→ **PROBLEM STATEMENT**: Locate each line containing the string "капитальных" and copy it out.

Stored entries
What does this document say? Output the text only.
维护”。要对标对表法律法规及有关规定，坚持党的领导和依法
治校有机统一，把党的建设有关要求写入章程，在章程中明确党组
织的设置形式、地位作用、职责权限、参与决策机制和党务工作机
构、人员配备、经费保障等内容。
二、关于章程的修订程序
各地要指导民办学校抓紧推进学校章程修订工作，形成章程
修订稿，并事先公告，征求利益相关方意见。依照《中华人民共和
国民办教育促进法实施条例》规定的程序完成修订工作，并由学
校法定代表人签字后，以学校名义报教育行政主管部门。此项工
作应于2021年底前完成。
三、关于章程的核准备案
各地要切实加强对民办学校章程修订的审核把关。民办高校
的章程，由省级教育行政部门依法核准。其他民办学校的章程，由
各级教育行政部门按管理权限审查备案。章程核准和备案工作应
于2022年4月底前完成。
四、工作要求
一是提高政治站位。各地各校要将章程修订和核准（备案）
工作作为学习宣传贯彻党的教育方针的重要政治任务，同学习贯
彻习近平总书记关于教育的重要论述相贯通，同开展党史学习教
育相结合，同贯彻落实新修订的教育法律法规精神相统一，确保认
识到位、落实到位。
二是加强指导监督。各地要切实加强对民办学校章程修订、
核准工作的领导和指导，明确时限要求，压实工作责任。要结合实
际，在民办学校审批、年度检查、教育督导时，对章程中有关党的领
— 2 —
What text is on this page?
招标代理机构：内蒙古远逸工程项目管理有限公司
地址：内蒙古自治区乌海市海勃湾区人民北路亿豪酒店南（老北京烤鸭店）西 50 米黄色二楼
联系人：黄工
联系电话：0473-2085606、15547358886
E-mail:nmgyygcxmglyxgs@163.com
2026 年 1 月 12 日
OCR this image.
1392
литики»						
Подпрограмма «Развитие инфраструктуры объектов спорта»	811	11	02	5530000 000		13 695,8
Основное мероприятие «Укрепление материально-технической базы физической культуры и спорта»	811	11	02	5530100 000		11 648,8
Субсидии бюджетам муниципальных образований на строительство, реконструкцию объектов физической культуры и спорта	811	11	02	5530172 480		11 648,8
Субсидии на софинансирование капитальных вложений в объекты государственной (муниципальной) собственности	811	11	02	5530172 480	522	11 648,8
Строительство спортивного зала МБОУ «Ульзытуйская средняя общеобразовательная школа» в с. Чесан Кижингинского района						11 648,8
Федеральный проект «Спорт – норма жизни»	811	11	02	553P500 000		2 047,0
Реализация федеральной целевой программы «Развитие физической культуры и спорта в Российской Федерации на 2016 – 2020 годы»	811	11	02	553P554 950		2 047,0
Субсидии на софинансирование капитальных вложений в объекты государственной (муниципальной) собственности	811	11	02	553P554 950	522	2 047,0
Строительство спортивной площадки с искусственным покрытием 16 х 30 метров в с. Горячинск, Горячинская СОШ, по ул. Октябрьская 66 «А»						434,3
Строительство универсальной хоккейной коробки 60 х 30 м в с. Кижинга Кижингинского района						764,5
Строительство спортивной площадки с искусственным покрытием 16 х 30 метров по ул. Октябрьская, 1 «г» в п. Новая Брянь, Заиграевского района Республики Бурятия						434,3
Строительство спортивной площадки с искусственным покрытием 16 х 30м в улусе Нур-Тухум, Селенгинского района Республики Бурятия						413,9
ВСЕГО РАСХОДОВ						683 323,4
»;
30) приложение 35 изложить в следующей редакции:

→ **FINAL RESULT**:
Субсидии на софинансирование капитальных вложений в объекты государственной (муниципальной) собственности	811	11	02	5530172 480	522	11 648,8
Субсидии на софинансирование капитальных вложений в объекты государственной (муниципальной) собственности	811	11	02	553P554 950	522	2 047,0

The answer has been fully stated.